* [OBJECTIVE A]
Answer these questions from the passage about Vietnam War songs, giving each answer on its own line marked the same way.
(i) Where was the 1989 Veterans' Day celebration held?
(ii) Who wrote "We Gotta Get Out of This Place"?
(iii) In what year did Springsteen give his keynote speech at South by Southwest?
* [OBJECTIVE B]
List every person named in the passage about Vietnam War songs.

* [PAGE]
·····

Performing Pete Seeger's anti-war anthem "Where Have All the Flowers Gone?" at a 1989 Veterans' Day celebration in the state capitol rotunda in Madison, Wachtendonk moved a somber procession of hundreds as they dropped roses on an altar bearing a US flag, a shroud & a body bag symbolic of their losses.  Similarly emotional events have taken place countless times at the stark polished black marble Vietnam War Memorial in Washington, D.C.

The title is a nod to the song mentioned most by vets discussing their time in South Vietnam.  The authors call "We Gotta Get Out of This Place" an "unlikely anthem."  Written by Cynthia Weill & Barry Mann about wanting to escape a stifling working-class existence, it was most famously recorded in 1965 by the Animals, a British rock band.  Animals singer Eric Burdon recalled meeting a Vietnam vet who told him that the song literally saved his life once during combat duty at a firebase.

"They had a cassette of our second album, and they wanted to hear it.  So he said to me, 'I left to go back to get a copy of that album, and when I came back all my buddies were dead."

That mid-Sixties hit's choral refrain, "We gotta get out of this place / if it's the last thing we ever do," struck a chord with many who served in Vietnam, Bradley & Werner discovered.  It inspired a young Bruce Springsteen as well.  During his 2012 keynote speech at the South by Southwest music conference in Austin (Texas/USA), Springsteen said the song put him on an artistic path that he still follows today.

·····

* [GIVEN INFORMATION]

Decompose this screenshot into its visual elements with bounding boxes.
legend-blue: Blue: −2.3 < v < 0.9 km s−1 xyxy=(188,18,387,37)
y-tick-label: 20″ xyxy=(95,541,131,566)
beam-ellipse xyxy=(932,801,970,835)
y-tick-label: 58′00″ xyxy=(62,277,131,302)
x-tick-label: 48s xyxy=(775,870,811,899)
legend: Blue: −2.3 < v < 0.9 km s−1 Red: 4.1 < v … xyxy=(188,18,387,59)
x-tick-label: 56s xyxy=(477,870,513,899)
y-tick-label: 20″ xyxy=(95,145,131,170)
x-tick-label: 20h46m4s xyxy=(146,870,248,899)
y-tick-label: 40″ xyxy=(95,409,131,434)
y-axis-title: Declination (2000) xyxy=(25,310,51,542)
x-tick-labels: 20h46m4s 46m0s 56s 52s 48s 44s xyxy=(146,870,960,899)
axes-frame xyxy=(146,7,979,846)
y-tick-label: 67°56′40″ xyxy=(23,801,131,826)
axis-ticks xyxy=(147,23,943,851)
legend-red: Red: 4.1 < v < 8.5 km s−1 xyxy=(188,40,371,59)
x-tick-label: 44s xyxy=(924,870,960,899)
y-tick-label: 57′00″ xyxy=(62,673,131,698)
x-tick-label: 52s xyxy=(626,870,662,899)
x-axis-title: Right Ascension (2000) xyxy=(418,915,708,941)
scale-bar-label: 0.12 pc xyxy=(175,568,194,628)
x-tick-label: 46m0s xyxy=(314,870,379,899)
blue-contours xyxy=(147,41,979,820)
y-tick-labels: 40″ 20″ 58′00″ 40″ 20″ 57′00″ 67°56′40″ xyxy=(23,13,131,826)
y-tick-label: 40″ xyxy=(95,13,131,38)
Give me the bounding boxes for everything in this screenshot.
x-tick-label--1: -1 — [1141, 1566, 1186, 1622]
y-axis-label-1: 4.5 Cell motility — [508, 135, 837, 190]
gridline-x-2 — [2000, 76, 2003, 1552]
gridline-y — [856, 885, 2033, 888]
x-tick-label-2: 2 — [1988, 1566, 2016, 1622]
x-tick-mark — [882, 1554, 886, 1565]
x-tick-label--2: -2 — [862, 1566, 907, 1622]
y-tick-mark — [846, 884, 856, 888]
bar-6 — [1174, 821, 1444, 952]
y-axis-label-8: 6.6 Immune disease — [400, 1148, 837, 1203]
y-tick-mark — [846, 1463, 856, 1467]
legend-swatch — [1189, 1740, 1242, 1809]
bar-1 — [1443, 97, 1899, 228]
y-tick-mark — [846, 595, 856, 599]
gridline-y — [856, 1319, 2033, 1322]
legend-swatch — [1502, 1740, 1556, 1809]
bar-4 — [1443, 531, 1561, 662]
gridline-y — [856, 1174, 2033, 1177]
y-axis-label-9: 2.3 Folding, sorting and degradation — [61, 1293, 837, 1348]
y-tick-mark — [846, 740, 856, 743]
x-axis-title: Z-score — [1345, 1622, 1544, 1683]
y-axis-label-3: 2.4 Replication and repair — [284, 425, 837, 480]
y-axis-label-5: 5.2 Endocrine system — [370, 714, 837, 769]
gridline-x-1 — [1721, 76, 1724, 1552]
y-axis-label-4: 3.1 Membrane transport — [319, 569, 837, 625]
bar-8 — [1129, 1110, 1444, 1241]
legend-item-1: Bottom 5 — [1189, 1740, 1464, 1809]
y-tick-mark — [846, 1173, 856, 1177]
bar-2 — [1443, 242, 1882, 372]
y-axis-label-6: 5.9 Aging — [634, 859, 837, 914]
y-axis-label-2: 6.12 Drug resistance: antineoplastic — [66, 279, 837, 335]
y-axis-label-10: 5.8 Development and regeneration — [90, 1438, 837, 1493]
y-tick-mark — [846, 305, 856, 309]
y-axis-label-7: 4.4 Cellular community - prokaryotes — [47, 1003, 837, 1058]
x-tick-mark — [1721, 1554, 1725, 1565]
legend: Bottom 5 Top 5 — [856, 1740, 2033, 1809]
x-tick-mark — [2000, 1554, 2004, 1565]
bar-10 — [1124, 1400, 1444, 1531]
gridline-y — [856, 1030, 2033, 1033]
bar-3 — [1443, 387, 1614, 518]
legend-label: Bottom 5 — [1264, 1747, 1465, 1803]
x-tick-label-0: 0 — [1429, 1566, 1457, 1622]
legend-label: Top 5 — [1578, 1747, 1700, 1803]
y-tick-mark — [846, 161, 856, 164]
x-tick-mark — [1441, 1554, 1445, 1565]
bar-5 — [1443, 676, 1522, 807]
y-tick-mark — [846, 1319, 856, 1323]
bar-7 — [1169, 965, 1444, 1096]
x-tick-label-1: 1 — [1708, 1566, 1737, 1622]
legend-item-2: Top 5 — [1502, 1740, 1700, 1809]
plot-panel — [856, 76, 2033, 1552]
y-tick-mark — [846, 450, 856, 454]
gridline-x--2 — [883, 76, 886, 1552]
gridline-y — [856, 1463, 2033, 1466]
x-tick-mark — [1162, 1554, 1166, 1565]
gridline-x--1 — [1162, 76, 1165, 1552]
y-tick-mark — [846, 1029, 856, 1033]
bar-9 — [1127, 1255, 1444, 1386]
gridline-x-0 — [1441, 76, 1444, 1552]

·····

* [TASK RESULT A]
(i) In the state capitol rotunda in Madison
(ii) Cynthia Weill and Barry Mann
(iii) 2012

* [TASK RESULT B]
Pete Seeger
Wachtendonk
Cynthia Weill
Barry Mann
Eric Burdon
Bradley
Werner
Bruce Springsteen